OBJECTIVE:
Go through the lines below. Copy those with "هیتلر".

(Extracted data entries)
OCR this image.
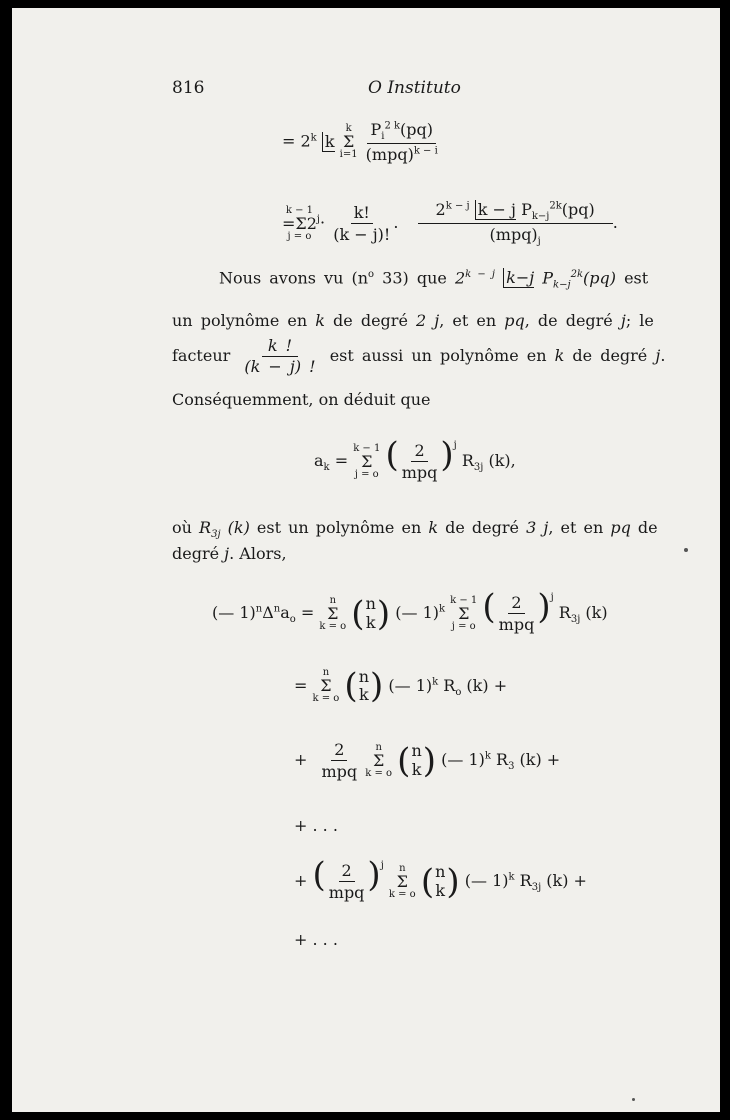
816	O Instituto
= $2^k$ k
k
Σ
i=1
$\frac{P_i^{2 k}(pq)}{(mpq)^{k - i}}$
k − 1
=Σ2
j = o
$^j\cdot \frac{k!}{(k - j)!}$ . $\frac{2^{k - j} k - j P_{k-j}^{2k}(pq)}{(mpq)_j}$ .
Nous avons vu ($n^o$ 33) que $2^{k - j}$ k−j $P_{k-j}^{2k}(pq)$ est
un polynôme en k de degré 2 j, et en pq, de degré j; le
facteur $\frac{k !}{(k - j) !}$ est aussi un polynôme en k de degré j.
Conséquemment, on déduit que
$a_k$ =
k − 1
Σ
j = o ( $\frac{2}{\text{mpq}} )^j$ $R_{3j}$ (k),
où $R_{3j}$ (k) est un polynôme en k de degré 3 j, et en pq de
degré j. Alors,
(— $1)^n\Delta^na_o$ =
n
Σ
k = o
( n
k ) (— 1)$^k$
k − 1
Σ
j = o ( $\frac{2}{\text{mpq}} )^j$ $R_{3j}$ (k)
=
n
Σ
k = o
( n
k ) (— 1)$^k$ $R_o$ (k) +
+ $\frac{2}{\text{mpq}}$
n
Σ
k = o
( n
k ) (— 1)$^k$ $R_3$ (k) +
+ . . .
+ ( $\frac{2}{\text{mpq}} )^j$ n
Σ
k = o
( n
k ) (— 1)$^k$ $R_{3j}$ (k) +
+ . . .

--

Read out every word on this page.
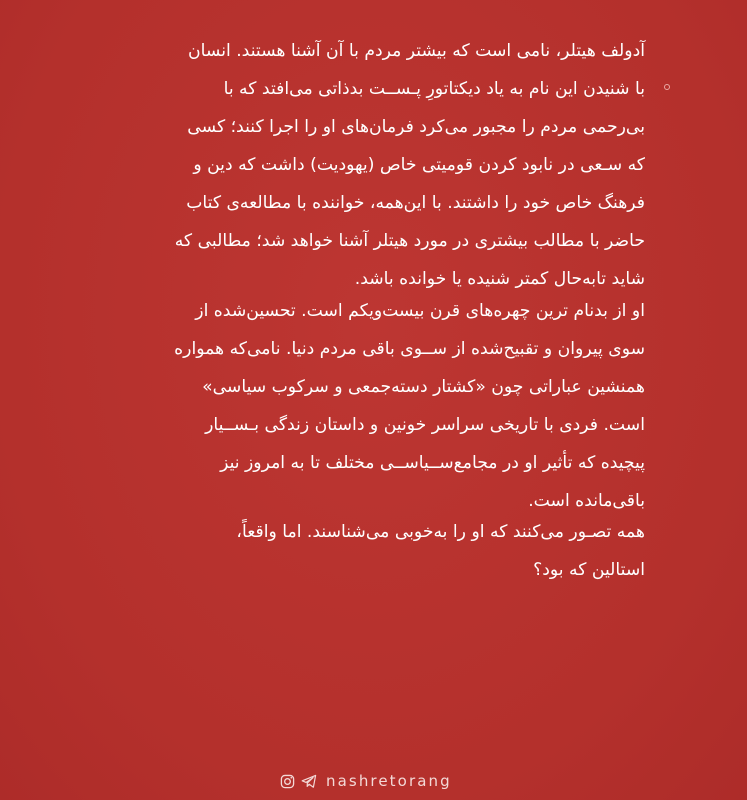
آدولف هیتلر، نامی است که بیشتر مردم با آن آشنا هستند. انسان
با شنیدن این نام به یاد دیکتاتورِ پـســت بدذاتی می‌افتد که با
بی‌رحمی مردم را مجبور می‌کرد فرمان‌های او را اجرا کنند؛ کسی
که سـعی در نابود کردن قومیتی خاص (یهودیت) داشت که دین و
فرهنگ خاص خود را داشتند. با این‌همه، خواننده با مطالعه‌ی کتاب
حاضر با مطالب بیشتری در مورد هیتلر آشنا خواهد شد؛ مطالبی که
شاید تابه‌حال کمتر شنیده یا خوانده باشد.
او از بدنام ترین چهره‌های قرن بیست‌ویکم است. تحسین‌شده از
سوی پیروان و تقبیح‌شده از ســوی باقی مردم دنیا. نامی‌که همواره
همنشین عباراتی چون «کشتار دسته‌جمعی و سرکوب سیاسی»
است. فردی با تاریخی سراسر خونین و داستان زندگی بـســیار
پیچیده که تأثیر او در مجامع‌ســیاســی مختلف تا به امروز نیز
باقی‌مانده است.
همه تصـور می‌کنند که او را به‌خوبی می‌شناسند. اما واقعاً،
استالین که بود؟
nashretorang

...

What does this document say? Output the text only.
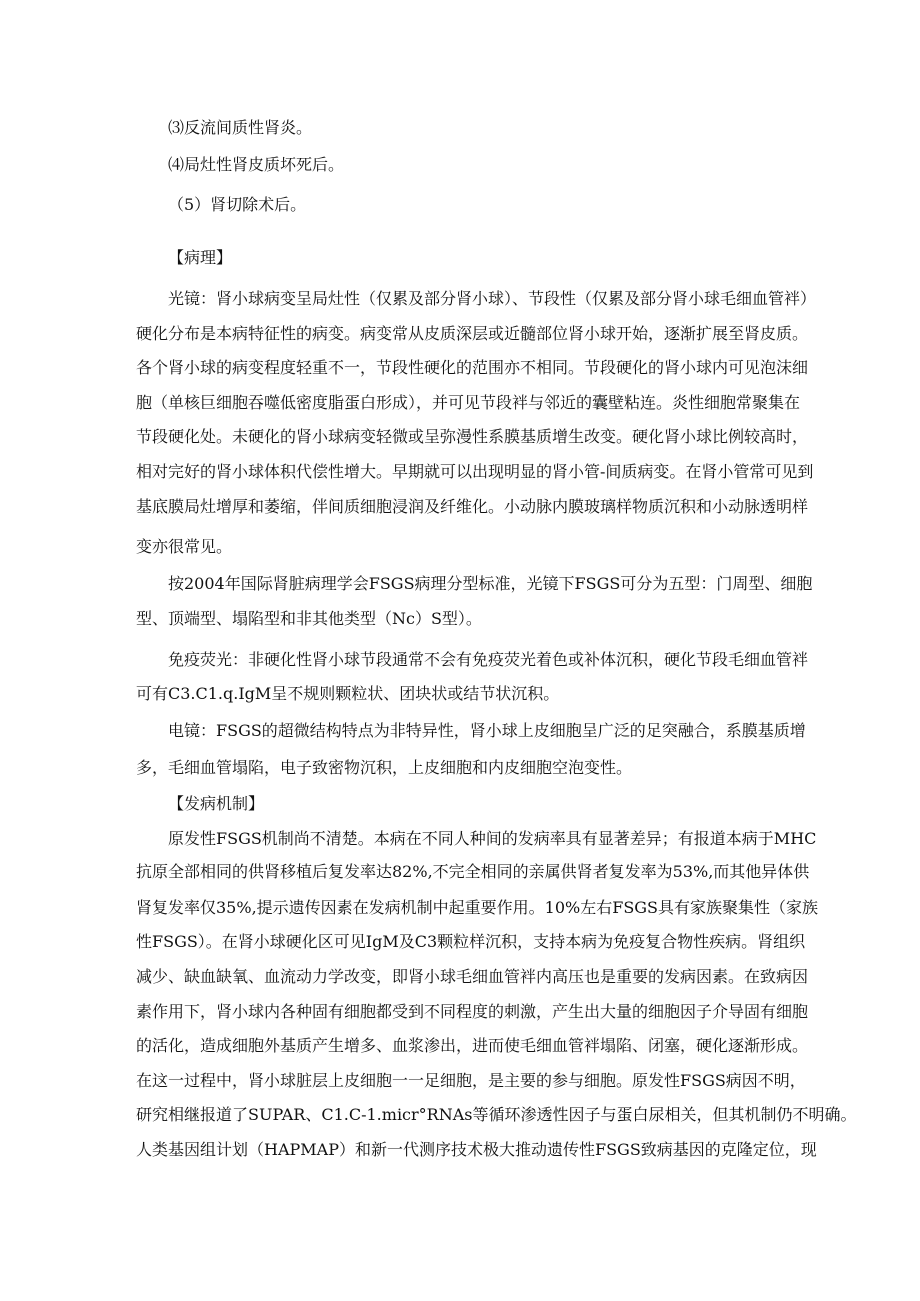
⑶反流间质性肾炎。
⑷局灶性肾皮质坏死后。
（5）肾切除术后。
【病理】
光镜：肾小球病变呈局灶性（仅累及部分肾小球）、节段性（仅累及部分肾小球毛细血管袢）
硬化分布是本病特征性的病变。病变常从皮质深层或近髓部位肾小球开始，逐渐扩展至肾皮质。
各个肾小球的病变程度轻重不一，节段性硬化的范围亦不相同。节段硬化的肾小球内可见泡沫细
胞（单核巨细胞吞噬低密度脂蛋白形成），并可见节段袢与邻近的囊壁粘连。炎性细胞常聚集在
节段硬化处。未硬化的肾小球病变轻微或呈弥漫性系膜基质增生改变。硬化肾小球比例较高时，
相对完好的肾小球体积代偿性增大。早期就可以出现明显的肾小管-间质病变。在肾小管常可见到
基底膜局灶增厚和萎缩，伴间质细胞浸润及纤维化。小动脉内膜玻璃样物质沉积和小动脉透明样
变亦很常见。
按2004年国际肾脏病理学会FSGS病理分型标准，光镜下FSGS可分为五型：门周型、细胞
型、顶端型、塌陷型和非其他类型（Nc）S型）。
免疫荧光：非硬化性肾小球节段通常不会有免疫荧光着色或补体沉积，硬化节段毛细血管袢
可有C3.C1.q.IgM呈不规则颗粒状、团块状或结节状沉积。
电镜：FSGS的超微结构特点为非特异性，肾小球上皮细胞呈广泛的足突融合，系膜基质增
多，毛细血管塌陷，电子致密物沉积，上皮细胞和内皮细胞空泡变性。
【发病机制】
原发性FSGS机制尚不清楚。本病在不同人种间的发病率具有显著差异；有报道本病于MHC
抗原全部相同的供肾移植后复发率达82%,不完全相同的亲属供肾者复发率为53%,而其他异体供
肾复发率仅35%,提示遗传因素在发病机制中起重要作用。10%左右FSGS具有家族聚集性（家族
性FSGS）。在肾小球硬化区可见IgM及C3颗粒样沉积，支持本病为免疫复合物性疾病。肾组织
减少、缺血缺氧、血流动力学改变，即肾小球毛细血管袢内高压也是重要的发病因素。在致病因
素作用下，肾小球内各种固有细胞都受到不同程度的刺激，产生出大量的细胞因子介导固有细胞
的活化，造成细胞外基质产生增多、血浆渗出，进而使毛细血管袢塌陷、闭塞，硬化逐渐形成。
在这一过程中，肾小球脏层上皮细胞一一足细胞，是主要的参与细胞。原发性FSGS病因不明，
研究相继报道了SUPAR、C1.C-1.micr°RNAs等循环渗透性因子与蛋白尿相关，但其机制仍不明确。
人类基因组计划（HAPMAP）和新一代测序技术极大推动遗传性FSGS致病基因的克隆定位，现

FINISHED EXERCISE:
آدولف هیتلر، نامی است که بیشتر مردم با آن آشنا هستند. انسان
حاضر با مطالب بیشتری در مورد هیتلر آشنا خواهد شد؛ مطالبی که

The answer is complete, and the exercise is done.